- **Written exercise**:
Gather every line holding the string "يارب".

- **Material supplied**:

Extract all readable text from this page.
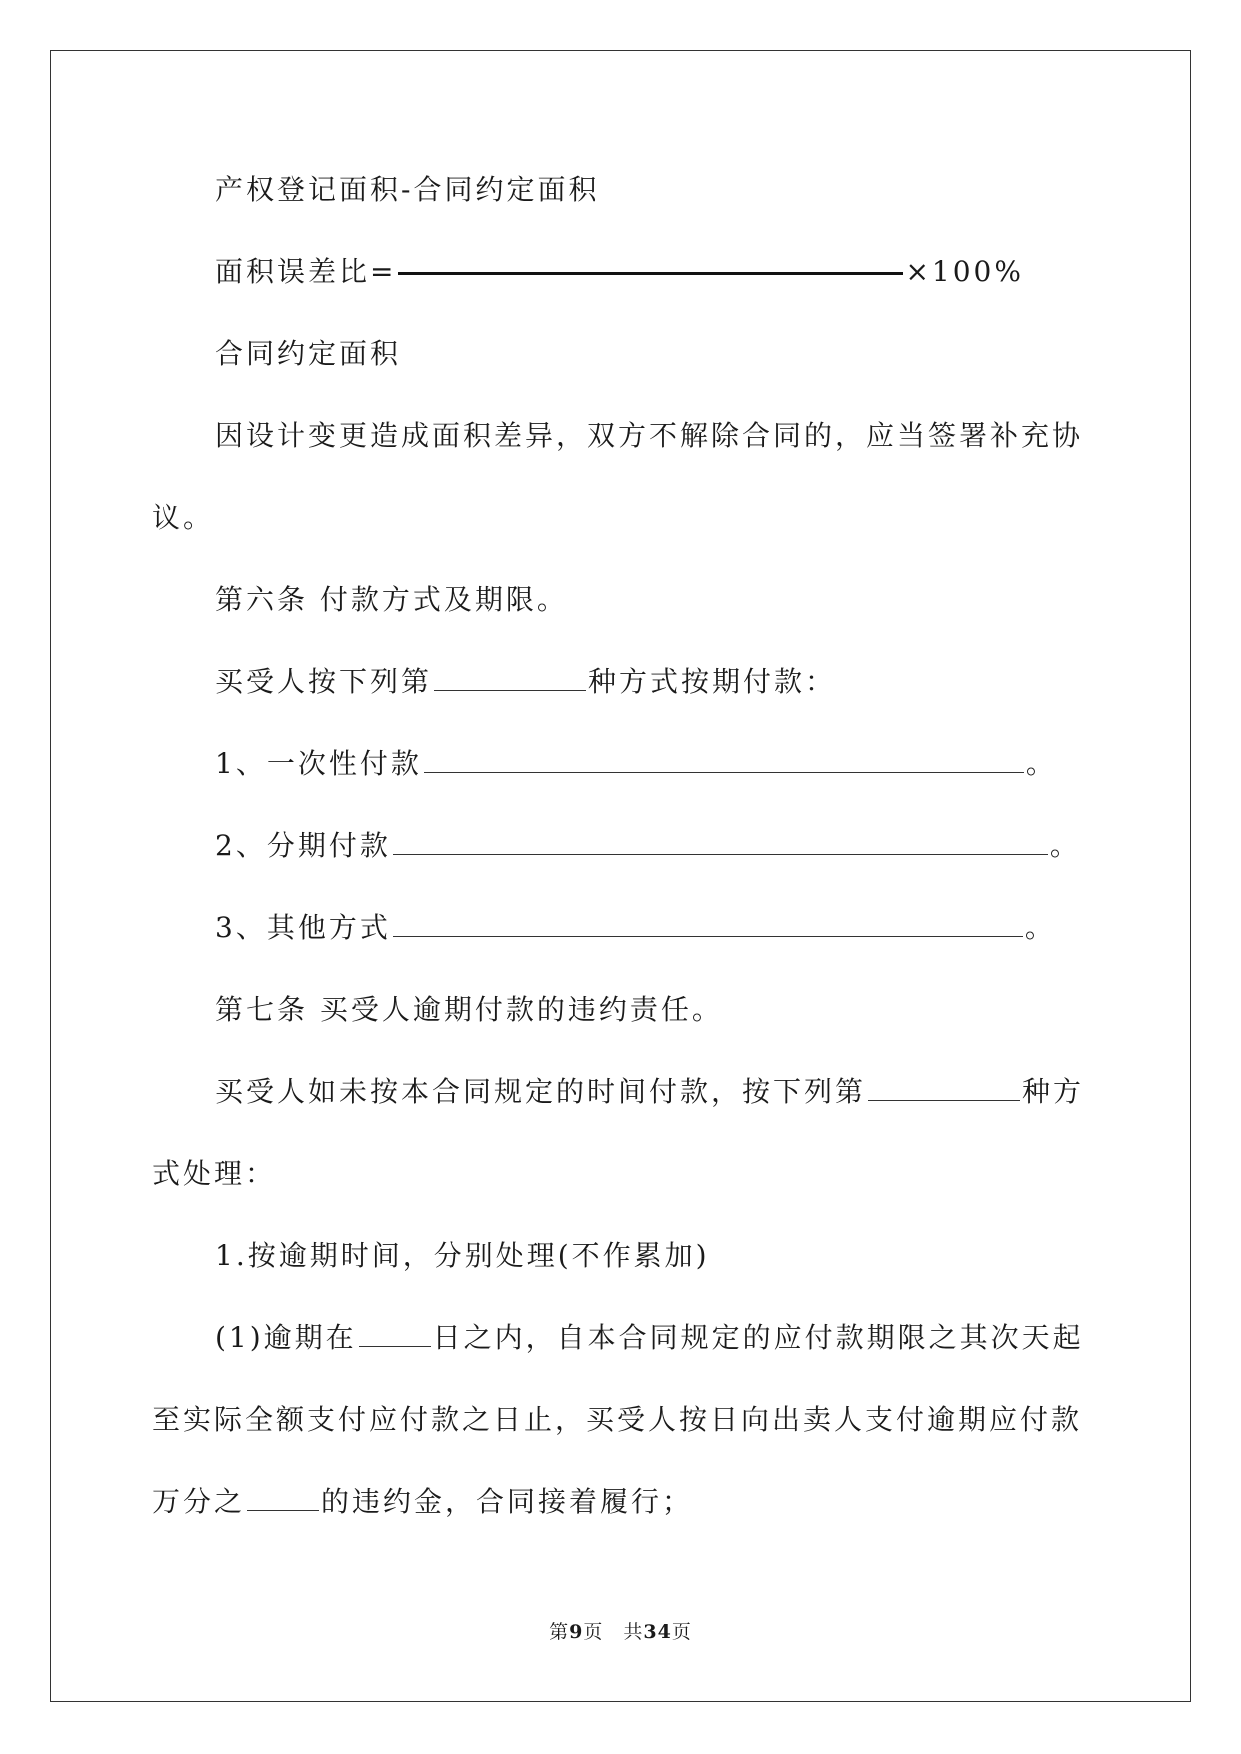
产权登记面积-合同约定面积
面积误差比=	×100%
合同约定面积
因设计变更造成面积差异，双方不解除合同的，应当签署补充协
议。
第六条 付款方式及期限。
买受人按下列第	种方式按期付款：
1、一次性付款	。
2、分期付款	。
3、其他方式	。
第七条 买受人逾期付款的违约责任。
买受人如未按本合同规定的时间付款，按下列第	种方
式处理：
1.按逾期时间，分别处理(不作累加)
(1)逾期在	日之内，自本合同规定的应付款期限之其次天起
至实际全额支付应付款之日止，买受人按日向出卖人支付逾期应付款
万分之	的违约金，合同接着履行；
第9页　共34页
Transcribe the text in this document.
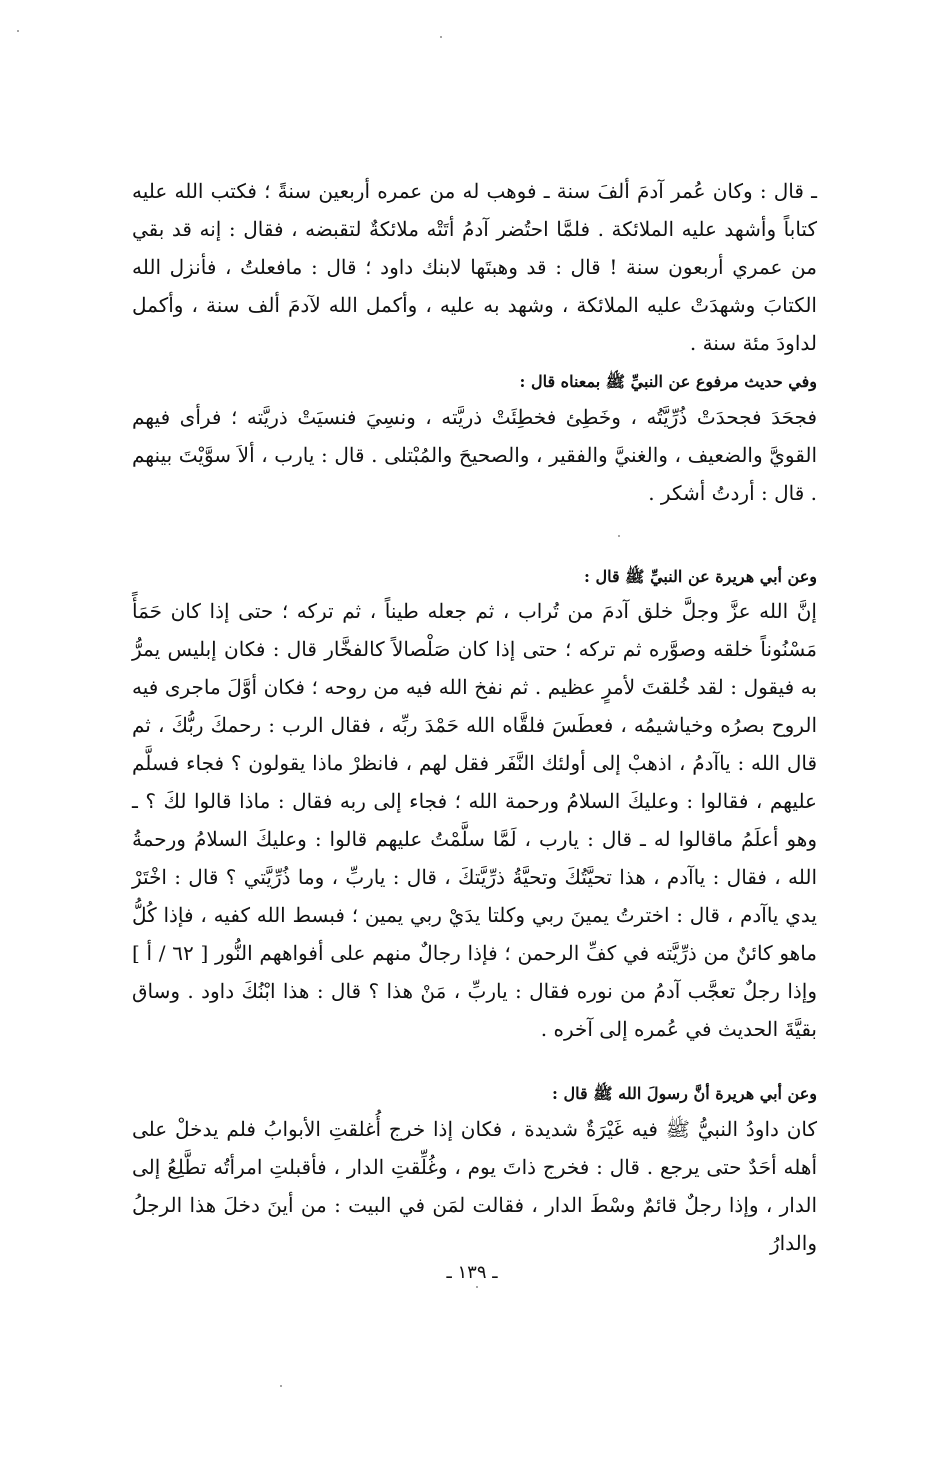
ـ قال : وكان عُمر آدمَ ألفَ سنة ـ فوهب له من عمره أربعين سنةً ؛ فكتب الله عليه كتاباً وأشهد عليه الملائكة . فلمَّا احتُضر آدمُ أتَتْه ملائكةٌ لتقبضه ، فقال : إنه قد بقي من عمري أربعون سنة ! قال : قد وهبتَها لابنك داود ؛ قال : مافعلتُ ، فأنزل الله الكتابَ وشهدَتْ عليه الملائكة ، وشهد به عليه ، وأكمل الله لآدمَ ألف سنة ، وأكمل لداودَ مئة سنة .

وفي حديث مرفوع عن النبيِّ ﷺ بمعناه قال :

فجحَدَ فجحدَتْ ذُرِّيَّتُه ، وخَطِئ فخطِئَتْ ذريَّته ، ونسِيَ فنسيَتْ ذريَّته ؛ فرأى فيهم القويَّ والضعيف ، والغنيَّ والفقير ، والصحيحَ والمُبْتلى . قال : يارب ، ألاَ سوَّيْتَ بينهم . قال : أردتُ أشكر .

وعن أبي هريرة عن النبيِّ ﷺ قال :

إنَّ الله عزَّ وجلَّ خلق آدمَ من تُراب ، ثم جعله طيناً ، ثم تركه ؛ حتى إذا كان حَمَأً مَسْنُوناً خلقه وصوَّره ثم تركه ؛ حتى إذا كان صَلْصالاً كالفخَّار قال : فكان إبليس يمرُّ به فيقول : لقد خُلقتَ لأمرٍ عظيم . ثم نفخ الله فيه من روحه ؛ فكان أوَّلَ ماجرى فيه الروح بصرُه وخياشيمُه ، فعطَسَ فلقَّاه الله حَمْدَ ربِّه ، فقال الرب : رحمكَ ربُّكَ ، ثم قال الله : ياآدمُ ، اذهبْ إلى أولئك النَّفَر فقل لهم ، فانظرْ ماذا يقولون ؟ فجاء فسلَّم عليهم ، فقالوا : وعليكَ السلامُ ورحمة الله ؛ فجاء إلى ربه فقال : ماذا قالوا لكَ ؟ ـ وهو أعلَمُ ماقالوا له ـ قال : يارب ، لَمَّا سلَّمْتُ عليهم قالوا : وعليكَ السلامُ ورحمةُ الله ، فقال : ياآدم ، هذا تحيَّتُكَ وتحيَّةُ ذرِّيَّتكَ ، قال : ياربِّ ، وما ذُرِّيَّتي ؟ قال : اخْتَرْ يدي ياآدم ، قال : اخترتُ يمينَ ربي وكلتا يدَيْ ربي يمين ؛ فبسط الله كفيه ، فإذا كُلُّ ماهو كائنٌ من ذرِّيَّته في كفِّ الرحمن ؛ فإذا رجالٌ منهم على أفواههم النُّور [ ٦٢ / أ ] وإذا رجلٌ تعجَّب آدمُ من نوره فقال : ياربِّ ، مَنْ هذا ؟ قال : هذا ابْنُكَ داود . وساق بقيَّةَ الحديث في عُمره إلى آخره .

وعن أبي هريرة أنَّ رسولَ الله ﷺ قال :

كان داودُ النبيُّ ﷺ فيه غَيْرَةٌ شديدة ، فكان إذا خرج أُغلقتِ الأبوابُ فلم يدخلْ على أهله أحَدٌ حتى يرجع . قال : فخرج ذاتَ يوم ، وغُلِّقتِ الدار ، فأقبلتِ امرأتُه تطَّلِعُ إلى الدار ، وإذا رجلٌ قائمٌ وسْطَ الدار ، فقالت لمَن في البيت : من أينَ دخلَ هذا الرجلُ والدارُ

ـ ١٣٩ ـ
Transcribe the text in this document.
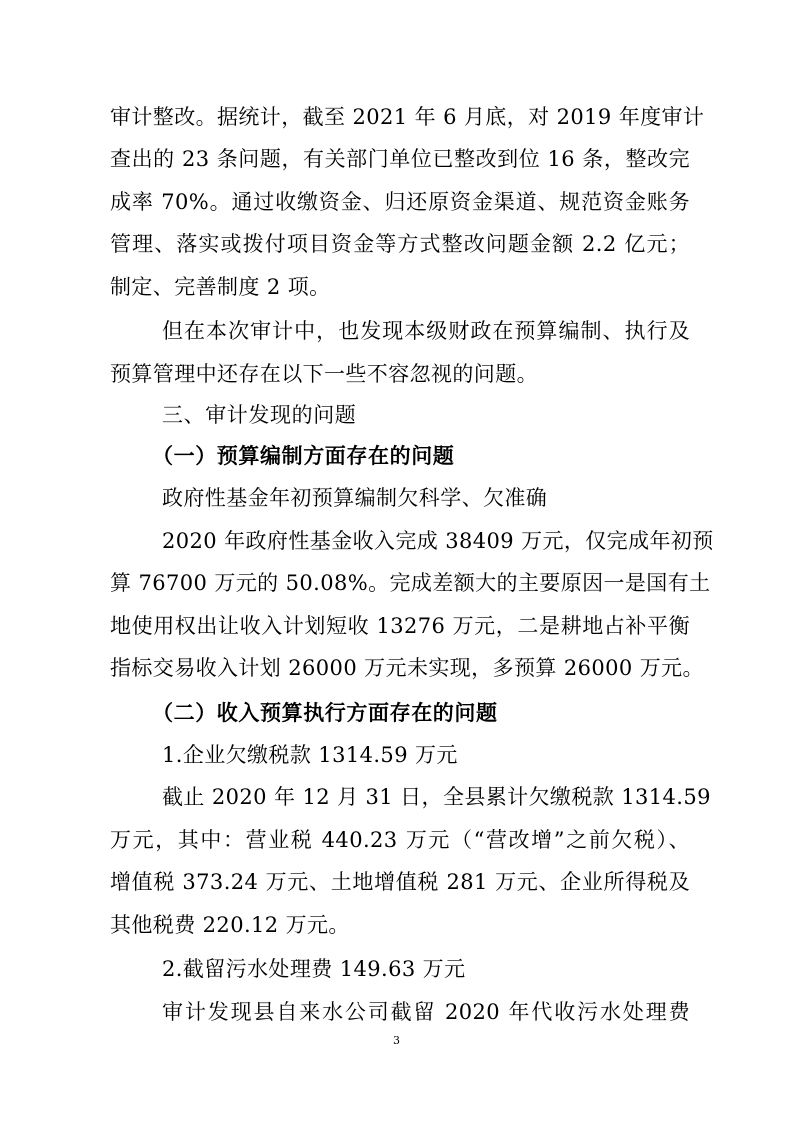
审计整改。据统计，截至 2021 年 6 月底，对 2019 年度审计
查出的 23 条问题，有关部门单位已整改到位 16 条，整改完
成率 70%。通过收缴资金、归还原资金渠道、规范资金账务
管理、落实或拨付项目资金等方式整改问题金额 2.2 亿元；
制定、完善制度 2 项。
但在本次审计中，也发现本级财政在预算编制、执行及
预算管理中还存在以下一些不容忽视的问题。
三、审计发现的问题
（一）预算编制方面存在的问题
政府性基金年初预算编制欠科学、欠准确
2020 年政府性基金收入完成 38409 万元，仅完成年初预
算 76700 万元的 50.08%。完成差额大的主要原因一是国有土
地使用权出让收入计划短收 13276 万元，二是耕地占补平衡
指标交易收入计划 26000 万元未实现，多预算 26000 万元。
（二）收入预算执行方面存在的问题
1.企业欠缴税款 1314.59 万元
截止 2020 年 12 月 31 日，全县累计欠缴税款 1314.59
万元，其中：营业税 440.23 万元（“营改增”之前欠税）、
增值税 373.24 万元、土地增值税 281 万元、企业所得税及
其他税费 220.12 万元。
2.截留污水处理费 149.63 万元
审计发现县自来水公司截留 2020 年代收污水处理费
3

- **Expected answer**:
فجحَدَ فجحدَتْ ذُرِّيَّتُه ، وخَطِئ فخطِئَتْ ذريَّته ، ونسِيَ فنسيَتْ ذريَّته ؛ فرأى فيهم القويَّ والضعيف ، والغنيَّ والفقير ، والصحيحَ والمُبْتلى . قال : يارب ، ألاَ سوَّيْتَ بينهم . قال : أردتُ أشكر .
إنَّ الله عزَّ وجلَّ خلق آدمَ من تُراب ، ثم جعله طيناً ، ثم تركه ؛ حتى إذا كان حَمَأً مَسْنُوناً خلقه وصوَّره ثم تركه ؛ حتى إذا كان صَلْصالاً كالفخَّار قال : فكان إبليس يمرُّ به فيقول : لقد خُلقتَ لأمرٍ عظيم . ثم نفخ الله فيه من روحه ؛ فكان أوَّلَ ماجرى فيه الروح بصرُه وخياشيمُه ، فعطَسَ فلقَّاه الله حَمْدَ ربِّه ، فقال الرب : رحمكَ ربُّكَ ، ثم قال الله : ياآدمُ ، اذهبْ إلى أولئك النَّفَر فقل لهم ، فانظرْ ماذا يقولون ؟ فجاء فسلَّم عليهم ، فقالوا : وعليكَ السلامُ ورحمة الله ؛ فجاء إلى ربه فقال : ماذا قالوا لكَ ؟ ـ وهو أعلَمُ ماقالوا له ـ قال : يارب ، لَمَّا سلَّمْتُ عليهم قالوا : وعليكَ السلامُ ورحمةُ الله ، فقال : ياآدم ، هذا تحيَّتُكَ وتحيَّةُ ذرِّيَّتكَ ، قال : ياربِّ ، وما ذُرِّيَّتي ؟ قال : اخْتَرْ يدي ياآدم ، قال : اخترتُ يمينَ ربي وكلتا يدَيْ ربي يمين ؛ فبسط الله كفيه ، فإذا كُلُّ ماهو كائنٌ من ذرِّيَّته في كفِّ الرحمن ؛ فإذا رجالٌ منهم على أفواههم النُّور [ ٦٢ / أ ] وإذا رجلٌ تعجَّب آدمُ من نوره فقال : ياربِّ ، مَنْ هذا ؟ قال : هذا ابْنُكَ داود . وساق بقيَّةَ الحديث في عُمره إلى آخره .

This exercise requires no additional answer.